REQUIREMENTS: Restate each of the lines given below, word for word.

========

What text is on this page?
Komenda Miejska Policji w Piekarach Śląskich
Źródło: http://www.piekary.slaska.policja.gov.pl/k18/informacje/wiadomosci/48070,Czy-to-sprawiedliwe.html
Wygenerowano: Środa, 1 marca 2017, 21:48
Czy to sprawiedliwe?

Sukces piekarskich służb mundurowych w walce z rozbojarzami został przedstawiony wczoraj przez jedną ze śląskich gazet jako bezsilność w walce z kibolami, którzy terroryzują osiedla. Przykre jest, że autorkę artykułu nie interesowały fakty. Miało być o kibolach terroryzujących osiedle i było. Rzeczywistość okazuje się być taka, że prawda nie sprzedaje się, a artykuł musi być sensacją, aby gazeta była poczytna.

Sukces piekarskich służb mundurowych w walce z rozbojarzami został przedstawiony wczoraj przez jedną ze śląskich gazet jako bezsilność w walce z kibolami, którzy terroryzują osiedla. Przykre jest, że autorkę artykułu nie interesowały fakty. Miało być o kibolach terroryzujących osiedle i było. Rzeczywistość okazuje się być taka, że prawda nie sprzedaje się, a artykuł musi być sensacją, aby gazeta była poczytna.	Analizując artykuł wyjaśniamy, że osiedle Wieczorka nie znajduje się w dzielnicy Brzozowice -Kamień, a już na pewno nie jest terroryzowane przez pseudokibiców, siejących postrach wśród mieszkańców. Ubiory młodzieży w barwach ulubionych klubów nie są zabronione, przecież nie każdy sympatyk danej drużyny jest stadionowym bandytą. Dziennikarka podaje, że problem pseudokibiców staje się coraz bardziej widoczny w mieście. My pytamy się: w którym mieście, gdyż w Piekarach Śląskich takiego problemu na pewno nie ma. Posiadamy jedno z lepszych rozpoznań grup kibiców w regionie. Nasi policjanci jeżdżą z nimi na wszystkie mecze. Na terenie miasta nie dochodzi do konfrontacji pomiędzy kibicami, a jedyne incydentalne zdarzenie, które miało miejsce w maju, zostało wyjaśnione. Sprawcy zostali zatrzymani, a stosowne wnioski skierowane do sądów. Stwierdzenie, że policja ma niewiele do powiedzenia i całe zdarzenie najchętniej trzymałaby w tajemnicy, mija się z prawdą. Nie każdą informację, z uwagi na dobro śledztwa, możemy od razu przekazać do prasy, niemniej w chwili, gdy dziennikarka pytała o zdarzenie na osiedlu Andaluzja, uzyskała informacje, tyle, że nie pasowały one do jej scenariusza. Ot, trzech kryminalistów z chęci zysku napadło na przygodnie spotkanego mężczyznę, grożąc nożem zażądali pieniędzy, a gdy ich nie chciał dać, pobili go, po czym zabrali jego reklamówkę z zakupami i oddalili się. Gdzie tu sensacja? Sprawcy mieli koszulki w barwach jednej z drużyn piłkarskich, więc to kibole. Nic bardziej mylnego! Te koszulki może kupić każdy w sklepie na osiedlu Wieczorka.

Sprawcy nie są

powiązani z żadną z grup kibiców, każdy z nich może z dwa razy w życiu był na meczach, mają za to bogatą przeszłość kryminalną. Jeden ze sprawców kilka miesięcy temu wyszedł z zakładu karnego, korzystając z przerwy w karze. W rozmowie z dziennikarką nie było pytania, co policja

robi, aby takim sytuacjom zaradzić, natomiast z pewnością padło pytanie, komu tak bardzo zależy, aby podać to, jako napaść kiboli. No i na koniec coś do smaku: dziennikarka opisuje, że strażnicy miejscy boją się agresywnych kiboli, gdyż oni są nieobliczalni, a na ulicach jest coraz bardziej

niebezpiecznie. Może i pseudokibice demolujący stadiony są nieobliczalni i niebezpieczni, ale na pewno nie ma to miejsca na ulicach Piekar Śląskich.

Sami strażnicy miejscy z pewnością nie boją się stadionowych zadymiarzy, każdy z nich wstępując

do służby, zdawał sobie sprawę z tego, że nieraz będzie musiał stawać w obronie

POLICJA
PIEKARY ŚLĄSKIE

========

RESPONSE FOR THIS EXERCISE:
What text is on this page?
Komenda Miejska Policji w Piekarach Śląskich
Źródło: http://www.piekary.slaska.policja.gov.pl/k18/informacje/wiadomosci/48070,Czy-to-sprawiedliwe.html
Wygenerowano: Środa, 1 marca 2017, 21:48
Czy to sprawiedliwe?

Sukces piekarskich służb mundurowych w walce z rozbojarzami został przedstawiony wczoraj przez jedną ze śląskich gazet jako bezsilność w walce z kibolami, którzy terroryzują osiedla. Przykre jest, że autorkę artykułu nie interesowały fakty. Miało być o kibolach terroryzujących osiedle i było. Rzeczywistość okazuje się być taka, że prawda nie sprzedaje się, a artykuł musi być sensacją, aby gazeta była poczytna.

Sukces piekarskich służb mundurowych w walce z rozbojarzami został przedstawiony wczoraj przez jedną ze śląskich gazet jako bezsilność w walce z kibolami, którzy terroryzują osiedla. Przykre jest, że autorkę artykułu nie interesowały fakty. Miało być o kibolach terroryzujących osiedle i było. Rzeczywistość okazuje się być taka, że prawda nie sprzedaje się, a artykuł musi być sensacją, aby gazeta była poczytna.	Analizując artykuł wyjaśniamy, że osiedle Wieczorka nie znajduje się w dzielnicy Brzozowice -Kamień, a już na pewno nie jest terroryzowane przez pseudokibiców, siejących postrach wśród mieszkańców. Ubiory młodzieży w barwach ulubionych klubów nie są zabronione, przecież nie każdy sympatyk danej drużyny jest stadionowym bandytą. Dziennikarka podaje, że problem pseudokibiców staje się coraz bardziej widoczny w mieście. My pytamy się: w którym mieście, gdyż w Piekarach Śląskich takiego problemu na pewno nie ma. Posiadamy jedno z lepszych rozpoznań grup kibiców w regionie. Nasi policjanci jeżdżą z nimi na wszystkie mecze. Na terenie miasta nie dochodzi do konfrontacji pomiędzy kibicami, a jedyne incydentalne zdarzenie, które miało miejsce w maju, zostało wyjaśnione. Sprawcy zostali zatrzymani, a stosowne wnioski skierowane do sądów. Stwierdzenie, że policja ma niewiele do powiedzenia i całe zdarzenie najchętniej trzymałaby w tajemnicy, mija się z prawdą. Nie każdą informację, z uwagi na dobro śledztwa, możemy od razu przekazać do prasy, niemniej w chwili, gdy dziennikarka pytała o zdarzenie na osiedlu Andaluzja, uzyskała informacje, tyle, że nie pasowały one do jej scenariusza. Ot, trzech kryminalistów z chęci zysku napadło na przygodnie spotkanego mężczyznę, grożąc nożem zażądali pieniędzy, a gdy ich nie chciał dać, pobili go, po czym zabrali jego reklamówkę z zakupami i oddalili się. Gdzie tu sensacja? Sprawcy mieli koszulki w barwach jednej z drużyn piłkarskich, więc to kibole. Nic bardziej mylnego! Te koszulki może kupić każdy w sklepie na osiedlu Wieczorka.

Sprawcy nie są

powiązani z żadną z grup kibiców, każdy z nich może z dwa razy w życiu był na meczach, mają za to bogatą przeszłość kryminalną. Jeden ze sprawców kilka miesięcy temu wyszedł z zakładu karnego, korzystając z przerwy w karze. W rozmowie z dziennikarką nie było pytania, co policja

robi, aby takim sytuacjom zaradzić, natomiast z pewnością padło pytanie, komu tak bardzo zależy, aby podać to, jako napaść kiboli. No i na koniec coś do smaku: dziennikarka opisuje, że strażnicy miejscy boją się agresywnych kiboli, gdyż oni są nieobliczalni, a na ulicach jest coraz bardziej

niebezpiecznie. Może i pseudokibice demolujący stadiony są nieobliczalni i niebezpieczni, ale na pewno nie ma to miejsca na ulicach Piekar Śląskich.

Sami strażnicy miejscy z pewnością nie boją się stadionowych zadymiarzy, każdy z nich wstępując

do służby, zdawał sobie sprawę z tego, że nieraz będzie musiał stawać w obronie

POLICJA
PIEKARY ŚLĄSKIE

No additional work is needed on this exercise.